Layout annotation data
==*==

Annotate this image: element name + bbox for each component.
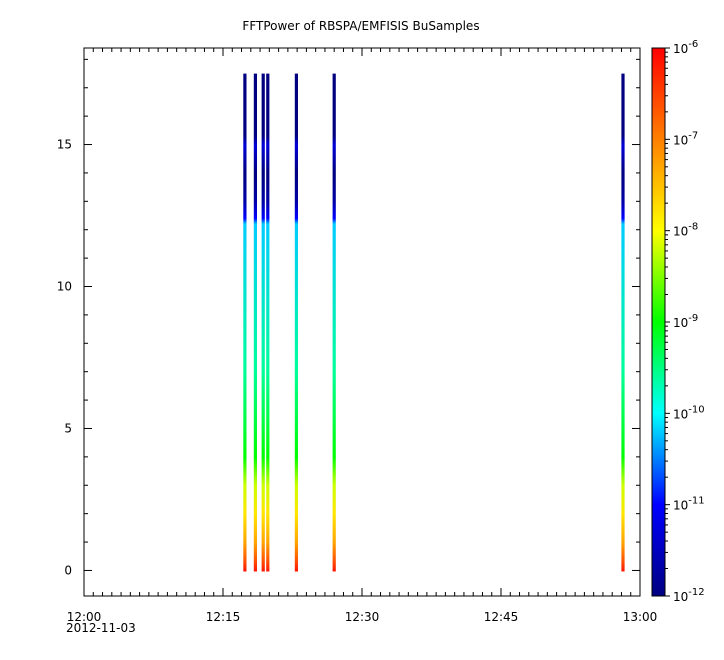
x-date-label: 2012-11-03 <box>66 621 136 635</box>
colorbar-tick-label: 10-11 <box>673 496 705 513</box>
x-axis: 12:00 12:15 12:30 12:45 13:00 <box>67 48 658 624</box>
burst-column <box>294 73 298 572</box>
y-axis: 0 5 10 15 <box>57 58 640 577</box>
colorbar-tick-label: 10-9 <box>673 313 698 330</box>
plot-frame <box>83 47 641 597</box>
y-tick-label: 15 <box>57 138 72 152</box>
burst-column <box>266 73 270 572</box>
x-tick-label: 13:00 <box>623 610 658 624</box>
chart-title: FFTPower of RBSPA/EMFISIS BuSamples <box>242 19 479 33</box>
burst-column <box>261 73 265 572</box>
x-tick-label: 12:30 <box>345 610 380 624</box>
y-tick-label: 5 <box>64 421 72 435</box>
x-tick-label: 12:00 <box>67 610 102 624</box>
burst-column <box>253 73 257 572</box>
burst-column <box>332 73 336 572</box>
bursts-layer <box>243 73 625 572</box>
colorbar-tick-label: 10-7 <box>673 130 698 147</box>
colorbar-tick-label: 10-6 <box>673 39 698 56</box>
colorbar-tick-label: 10-8 <box>673 222 698 239</box>
burst-column <box>243 73 247 572</box>
colorbar <box>651 47 666 597</box>
burst-column <box>621 73 625 572</box>
x-tick-label: 12:45 <box>484 610 519 624</box>
colorbar-tick-label: 10-12 <box>673 587 705 604</box>
colorbar-ticks: 10-6 10-7 10-8 10-9 10-10 10-11 10-12 <box>665 39 705 604</box>
y-tick-label: 10 <box>57 280 72 294</box>
colorbar-tick-label: 10-10 <box>673 404 705 421</box>
x-tick-label: 12:15 <box>206 610 241 624</box>
y-tick-label: 0 <box>64 563 72 577</box>
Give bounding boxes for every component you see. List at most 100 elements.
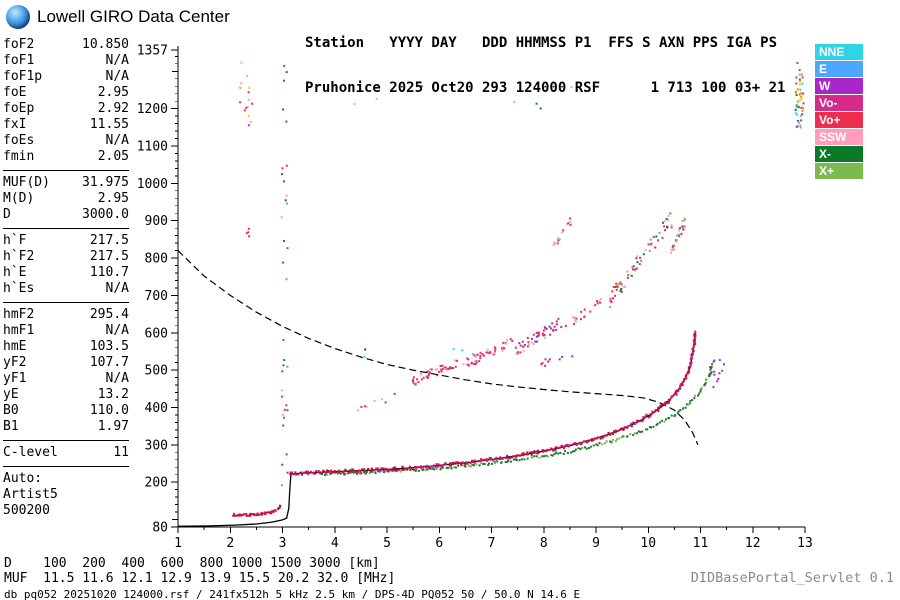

==*==

#### Written task
Repeat the lines of the material above, without any changes, starting with the line containing "x-date-label: 2012-11-03 <box>66" and ending with the line containing "burst-column <box>266 73 270 572</box>", with both of those lines included.

#### Solution for this exercise
x-date-label: 2012-11-03 <box>66 621 136 635</box>
colorbar-tick-label: 10-11 <box>673 496 705 513</box>
x-axis: 12:00 12:15 12:30 12:45 13:00 <box>67 48 658 624</box>
burst-column <box>294 73 298 572</box>
y-axis: 0 5 10 15 <box>57 58 640 577</box>
colorbar-tick-label: 10-9 <box>673 313 698 330</box>
plot-frame <box>83 47 641 597</box>
y-tick-label: 15 <box>57 138 72 152</box>
burst-column <box>266 73 270 572</box>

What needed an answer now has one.